■ Input material
★ ★ ★
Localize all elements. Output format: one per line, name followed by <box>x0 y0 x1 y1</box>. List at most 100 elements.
★ ★ ★
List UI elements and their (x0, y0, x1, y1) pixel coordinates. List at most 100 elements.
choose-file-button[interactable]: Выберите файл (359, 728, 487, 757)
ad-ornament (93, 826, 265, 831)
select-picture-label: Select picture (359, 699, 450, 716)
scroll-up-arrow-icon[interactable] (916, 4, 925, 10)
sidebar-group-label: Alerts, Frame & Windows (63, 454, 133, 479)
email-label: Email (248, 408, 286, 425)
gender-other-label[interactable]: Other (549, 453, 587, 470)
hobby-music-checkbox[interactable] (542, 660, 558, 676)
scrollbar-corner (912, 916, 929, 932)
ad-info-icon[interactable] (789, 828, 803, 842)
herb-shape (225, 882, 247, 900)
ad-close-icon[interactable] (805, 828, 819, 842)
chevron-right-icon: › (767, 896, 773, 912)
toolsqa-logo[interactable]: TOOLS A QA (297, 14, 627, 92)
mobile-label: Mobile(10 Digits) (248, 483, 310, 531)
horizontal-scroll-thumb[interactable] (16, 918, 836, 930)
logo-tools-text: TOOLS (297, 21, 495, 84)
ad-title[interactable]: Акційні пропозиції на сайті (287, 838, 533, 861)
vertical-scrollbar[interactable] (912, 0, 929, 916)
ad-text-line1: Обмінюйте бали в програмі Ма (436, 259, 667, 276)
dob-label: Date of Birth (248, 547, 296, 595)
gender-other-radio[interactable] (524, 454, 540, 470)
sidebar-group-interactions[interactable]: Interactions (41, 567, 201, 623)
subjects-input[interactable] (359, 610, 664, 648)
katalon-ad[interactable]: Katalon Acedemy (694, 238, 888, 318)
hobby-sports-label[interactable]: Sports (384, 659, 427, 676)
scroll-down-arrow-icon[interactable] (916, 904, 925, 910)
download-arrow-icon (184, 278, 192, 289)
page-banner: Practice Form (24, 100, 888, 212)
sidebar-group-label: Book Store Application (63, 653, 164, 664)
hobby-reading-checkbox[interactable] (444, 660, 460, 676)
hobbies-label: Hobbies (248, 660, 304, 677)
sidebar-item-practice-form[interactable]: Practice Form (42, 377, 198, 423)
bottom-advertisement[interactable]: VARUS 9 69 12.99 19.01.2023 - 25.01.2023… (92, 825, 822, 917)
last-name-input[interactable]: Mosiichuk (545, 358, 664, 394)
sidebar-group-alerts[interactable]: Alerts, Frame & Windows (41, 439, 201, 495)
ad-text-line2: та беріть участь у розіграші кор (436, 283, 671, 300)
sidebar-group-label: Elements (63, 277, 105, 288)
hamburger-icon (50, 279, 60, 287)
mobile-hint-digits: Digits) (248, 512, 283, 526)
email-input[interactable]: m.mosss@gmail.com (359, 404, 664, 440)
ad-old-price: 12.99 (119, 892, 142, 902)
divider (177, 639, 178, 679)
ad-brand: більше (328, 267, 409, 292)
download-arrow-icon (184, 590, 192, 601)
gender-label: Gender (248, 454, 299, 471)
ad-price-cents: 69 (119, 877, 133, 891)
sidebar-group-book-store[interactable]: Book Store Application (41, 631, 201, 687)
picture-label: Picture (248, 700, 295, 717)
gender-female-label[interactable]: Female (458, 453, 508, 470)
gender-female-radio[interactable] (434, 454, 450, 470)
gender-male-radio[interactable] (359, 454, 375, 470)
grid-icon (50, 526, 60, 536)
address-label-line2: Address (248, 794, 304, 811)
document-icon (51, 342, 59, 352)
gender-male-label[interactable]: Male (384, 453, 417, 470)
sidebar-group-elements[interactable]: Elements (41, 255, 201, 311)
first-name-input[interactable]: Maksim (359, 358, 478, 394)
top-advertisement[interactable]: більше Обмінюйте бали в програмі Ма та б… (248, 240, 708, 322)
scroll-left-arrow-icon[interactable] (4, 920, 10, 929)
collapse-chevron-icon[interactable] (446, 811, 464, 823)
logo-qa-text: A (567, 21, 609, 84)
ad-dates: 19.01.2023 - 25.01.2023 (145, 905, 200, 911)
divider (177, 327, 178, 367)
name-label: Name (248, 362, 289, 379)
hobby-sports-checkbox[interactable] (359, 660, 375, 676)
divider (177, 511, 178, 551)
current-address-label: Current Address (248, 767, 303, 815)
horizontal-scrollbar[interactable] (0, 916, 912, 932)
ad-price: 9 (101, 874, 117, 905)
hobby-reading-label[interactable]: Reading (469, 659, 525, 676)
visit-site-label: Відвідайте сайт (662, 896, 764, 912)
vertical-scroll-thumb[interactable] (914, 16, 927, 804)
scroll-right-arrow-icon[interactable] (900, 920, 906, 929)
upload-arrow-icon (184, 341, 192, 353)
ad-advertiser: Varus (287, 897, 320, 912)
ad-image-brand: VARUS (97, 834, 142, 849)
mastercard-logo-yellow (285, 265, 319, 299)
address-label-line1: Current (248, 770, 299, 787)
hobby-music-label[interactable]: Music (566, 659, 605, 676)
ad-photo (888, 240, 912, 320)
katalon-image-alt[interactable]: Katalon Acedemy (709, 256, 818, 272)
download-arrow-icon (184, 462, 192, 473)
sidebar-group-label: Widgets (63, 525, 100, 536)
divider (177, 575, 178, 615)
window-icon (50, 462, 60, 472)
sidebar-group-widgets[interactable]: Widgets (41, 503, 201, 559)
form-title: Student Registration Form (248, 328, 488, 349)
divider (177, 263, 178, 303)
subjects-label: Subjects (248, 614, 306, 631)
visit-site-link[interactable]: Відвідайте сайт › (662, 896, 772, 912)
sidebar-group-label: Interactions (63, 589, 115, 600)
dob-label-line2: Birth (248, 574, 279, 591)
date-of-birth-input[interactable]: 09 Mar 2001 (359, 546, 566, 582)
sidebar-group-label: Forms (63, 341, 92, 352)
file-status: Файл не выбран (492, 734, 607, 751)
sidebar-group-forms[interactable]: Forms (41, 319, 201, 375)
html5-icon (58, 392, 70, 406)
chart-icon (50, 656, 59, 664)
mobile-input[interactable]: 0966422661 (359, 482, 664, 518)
★ ★ ★
Copy the lines word for word, beginning with the line containing "List UI elements" and continuing through the line containing "ad-title[interactable]: Акційні пропозиції".

■ Response
List UI elements and their (x0, y0, x1, y1) pixel coordinates. List at most 100 elements.
choose-file-button[interactable]: Выберите файл (359, 728, 487, 757)
ad-ornament (93, 826, 265, 831)
select-picture-label: Select picture (359, 699, 450, 716)
scroll-up-arrow-icon[interactable] (916, 4, 925, 10)
sidebar-group-label: Alerts, Frame & Windows (63, 454, 133, 479)
email-label: Email (248, 408, 286, 425)
gender-other-label[interactable]: Other (549, 453, 587, 470)
hobby-music-checkbox[interactable] (542, 660, 558, 676)
scrollbar-corner (912, 916, 929, 932)
ad-info-icon[interactable] (789, 828, 803, 842)
herb-shape (225, 882, 247, 900)
ad-close-icon[interactable] (805, 828, 819, 842)
chevron-right-icon: › (767, 896, 773, 912)
toolsqa-logo[interactable]: TOOLS A QA (297, 14, 627, 92)
mobile-label: Mobile(10 Digits) (248, 483, 310, 531)
horizontal-scroll-thumb[interactable] (16, 918, 836, 930)
logo-tools-text: TOOLS (297, 21, 495, 84)
ad-title[interactable]: Акційні пропозиції на сайті (287, 838, 533, 861)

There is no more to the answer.